◆ EXCERPTED DATA
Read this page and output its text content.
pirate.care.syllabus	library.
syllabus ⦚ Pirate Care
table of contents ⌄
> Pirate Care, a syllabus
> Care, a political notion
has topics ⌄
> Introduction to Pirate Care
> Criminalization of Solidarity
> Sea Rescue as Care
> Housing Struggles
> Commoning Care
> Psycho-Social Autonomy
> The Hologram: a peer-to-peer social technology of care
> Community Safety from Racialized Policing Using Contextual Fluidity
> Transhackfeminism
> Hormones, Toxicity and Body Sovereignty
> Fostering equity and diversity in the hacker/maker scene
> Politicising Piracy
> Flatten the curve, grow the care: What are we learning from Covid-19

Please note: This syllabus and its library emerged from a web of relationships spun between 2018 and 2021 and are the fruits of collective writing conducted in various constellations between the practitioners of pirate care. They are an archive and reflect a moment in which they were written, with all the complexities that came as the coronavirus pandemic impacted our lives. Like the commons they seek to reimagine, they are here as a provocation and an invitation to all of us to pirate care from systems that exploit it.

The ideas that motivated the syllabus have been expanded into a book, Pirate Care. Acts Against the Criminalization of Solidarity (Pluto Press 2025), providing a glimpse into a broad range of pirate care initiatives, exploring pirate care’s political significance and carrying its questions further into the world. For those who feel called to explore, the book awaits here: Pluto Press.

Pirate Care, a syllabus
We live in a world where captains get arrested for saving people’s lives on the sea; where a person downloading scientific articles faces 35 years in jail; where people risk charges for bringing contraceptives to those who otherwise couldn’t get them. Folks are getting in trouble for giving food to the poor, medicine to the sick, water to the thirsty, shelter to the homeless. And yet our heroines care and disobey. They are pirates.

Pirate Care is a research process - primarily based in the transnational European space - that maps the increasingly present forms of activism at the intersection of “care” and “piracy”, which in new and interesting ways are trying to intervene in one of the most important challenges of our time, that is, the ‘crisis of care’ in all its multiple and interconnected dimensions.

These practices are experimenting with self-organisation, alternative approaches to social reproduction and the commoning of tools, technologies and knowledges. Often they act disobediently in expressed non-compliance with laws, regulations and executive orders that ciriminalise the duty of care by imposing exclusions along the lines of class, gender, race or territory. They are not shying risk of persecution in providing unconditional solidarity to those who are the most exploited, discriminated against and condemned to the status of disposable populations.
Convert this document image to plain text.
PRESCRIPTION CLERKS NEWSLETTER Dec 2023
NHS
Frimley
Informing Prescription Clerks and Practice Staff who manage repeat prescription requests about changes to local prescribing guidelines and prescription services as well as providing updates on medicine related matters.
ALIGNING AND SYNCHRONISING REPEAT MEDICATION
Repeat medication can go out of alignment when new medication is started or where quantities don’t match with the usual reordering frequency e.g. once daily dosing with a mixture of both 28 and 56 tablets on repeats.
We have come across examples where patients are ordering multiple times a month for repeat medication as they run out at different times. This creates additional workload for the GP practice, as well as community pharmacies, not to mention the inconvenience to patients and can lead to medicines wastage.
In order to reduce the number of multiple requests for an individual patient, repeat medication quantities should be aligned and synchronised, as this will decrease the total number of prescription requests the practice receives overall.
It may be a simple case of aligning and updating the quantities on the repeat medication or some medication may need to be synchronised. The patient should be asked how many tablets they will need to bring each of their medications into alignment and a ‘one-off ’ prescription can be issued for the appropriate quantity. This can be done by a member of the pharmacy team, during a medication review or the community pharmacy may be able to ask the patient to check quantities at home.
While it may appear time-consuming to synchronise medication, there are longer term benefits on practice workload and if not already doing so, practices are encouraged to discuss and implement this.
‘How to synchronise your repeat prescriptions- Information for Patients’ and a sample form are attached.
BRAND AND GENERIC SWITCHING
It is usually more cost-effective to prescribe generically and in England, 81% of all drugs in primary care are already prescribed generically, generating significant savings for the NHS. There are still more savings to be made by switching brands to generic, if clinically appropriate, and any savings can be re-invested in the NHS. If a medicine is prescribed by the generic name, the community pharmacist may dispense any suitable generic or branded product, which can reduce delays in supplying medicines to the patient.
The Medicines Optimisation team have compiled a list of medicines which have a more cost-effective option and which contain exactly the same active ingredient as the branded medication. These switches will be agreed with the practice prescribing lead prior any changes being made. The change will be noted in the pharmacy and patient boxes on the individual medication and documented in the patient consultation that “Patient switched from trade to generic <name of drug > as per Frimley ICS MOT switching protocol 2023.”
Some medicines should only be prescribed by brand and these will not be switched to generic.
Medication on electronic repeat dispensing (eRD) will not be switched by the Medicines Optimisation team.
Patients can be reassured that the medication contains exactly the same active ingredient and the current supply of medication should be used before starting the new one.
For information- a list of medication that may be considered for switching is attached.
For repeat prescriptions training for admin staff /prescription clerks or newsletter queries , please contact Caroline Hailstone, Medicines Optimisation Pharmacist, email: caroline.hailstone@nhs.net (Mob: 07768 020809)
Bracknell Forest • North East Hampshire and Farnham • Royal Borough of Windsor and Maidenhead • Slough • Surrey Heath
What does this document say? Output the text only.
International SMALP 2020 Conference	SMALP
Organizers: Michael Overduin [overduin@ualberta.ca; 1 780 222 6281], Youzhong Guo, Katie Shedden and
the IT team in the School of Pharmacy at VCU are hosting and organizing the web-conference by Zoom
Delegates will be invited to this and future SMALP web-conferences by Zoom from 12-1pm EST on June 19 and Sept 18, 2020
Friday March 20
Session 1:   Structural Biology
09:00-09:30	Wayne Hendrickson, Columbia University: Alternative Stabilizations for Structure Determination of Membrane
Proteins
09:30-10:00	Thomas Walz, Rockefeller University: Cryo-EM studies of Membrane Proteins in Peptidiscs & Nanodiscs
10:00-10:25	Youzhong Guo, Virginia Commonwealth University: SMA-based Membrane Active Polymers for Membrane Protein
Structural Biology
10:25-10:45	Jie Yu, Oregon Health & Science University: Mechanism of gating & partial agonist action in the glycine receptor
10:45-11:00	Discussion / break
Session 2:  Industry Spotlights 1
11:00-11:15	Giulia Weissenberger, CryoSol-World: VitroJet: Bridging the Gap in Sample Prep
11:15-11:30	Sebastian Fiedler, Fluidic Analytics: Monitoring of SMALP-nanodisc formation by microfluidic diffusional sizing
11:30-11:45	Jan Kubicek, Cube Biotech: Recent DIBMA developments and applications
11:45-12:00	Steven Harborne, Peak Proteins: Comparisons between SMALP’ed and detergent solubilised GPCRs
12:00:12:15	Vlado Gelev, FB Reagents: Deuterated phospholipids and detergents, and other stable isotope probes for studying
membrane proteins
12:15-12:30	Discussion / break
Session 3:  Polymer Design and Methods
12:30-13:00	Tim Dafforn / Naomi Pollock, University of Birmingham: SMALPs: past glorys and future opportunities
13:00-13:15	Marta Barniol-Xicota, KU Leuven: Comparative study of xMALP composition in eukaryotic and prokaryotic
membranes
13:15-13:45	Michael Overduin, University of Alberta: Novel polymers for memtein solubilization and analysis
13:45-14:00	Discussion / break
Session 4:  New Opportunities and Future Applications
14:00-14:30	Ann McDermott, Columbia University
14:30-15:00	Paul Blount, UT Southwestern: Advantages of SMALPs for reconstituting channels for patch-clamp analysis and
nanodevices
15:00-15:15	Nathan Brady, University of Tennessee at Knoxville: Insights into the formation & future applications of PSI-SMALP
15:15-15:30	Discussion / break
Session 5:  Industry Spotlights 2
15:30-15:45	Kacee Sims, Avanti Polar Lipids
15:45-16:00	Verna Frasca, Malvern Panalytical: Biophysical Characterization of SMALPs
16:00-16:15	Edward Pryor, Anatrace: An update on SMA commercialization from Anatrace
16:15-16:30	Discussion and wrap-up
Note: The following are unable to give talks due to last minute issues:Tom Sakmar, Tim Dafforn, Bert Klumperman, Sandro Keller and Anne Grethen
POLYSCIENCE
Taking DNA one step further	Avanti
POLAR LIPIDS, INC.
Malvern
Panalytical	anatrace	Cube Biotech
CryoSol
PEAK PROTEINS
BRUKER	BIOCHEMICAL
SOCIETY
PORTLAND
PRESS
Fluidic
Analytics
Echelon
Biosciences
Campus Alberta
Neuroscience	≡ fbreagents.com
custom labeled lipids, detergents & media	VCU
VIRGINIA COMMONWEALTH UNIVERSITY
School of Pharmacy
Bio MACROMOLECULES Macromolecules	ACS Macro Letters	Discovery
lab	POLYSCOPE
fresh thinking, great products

◆ TASK
Your reply should consist of one number: how many lines in the entries contain the string "prescribing".

◆ FINISHED EXERCISE
2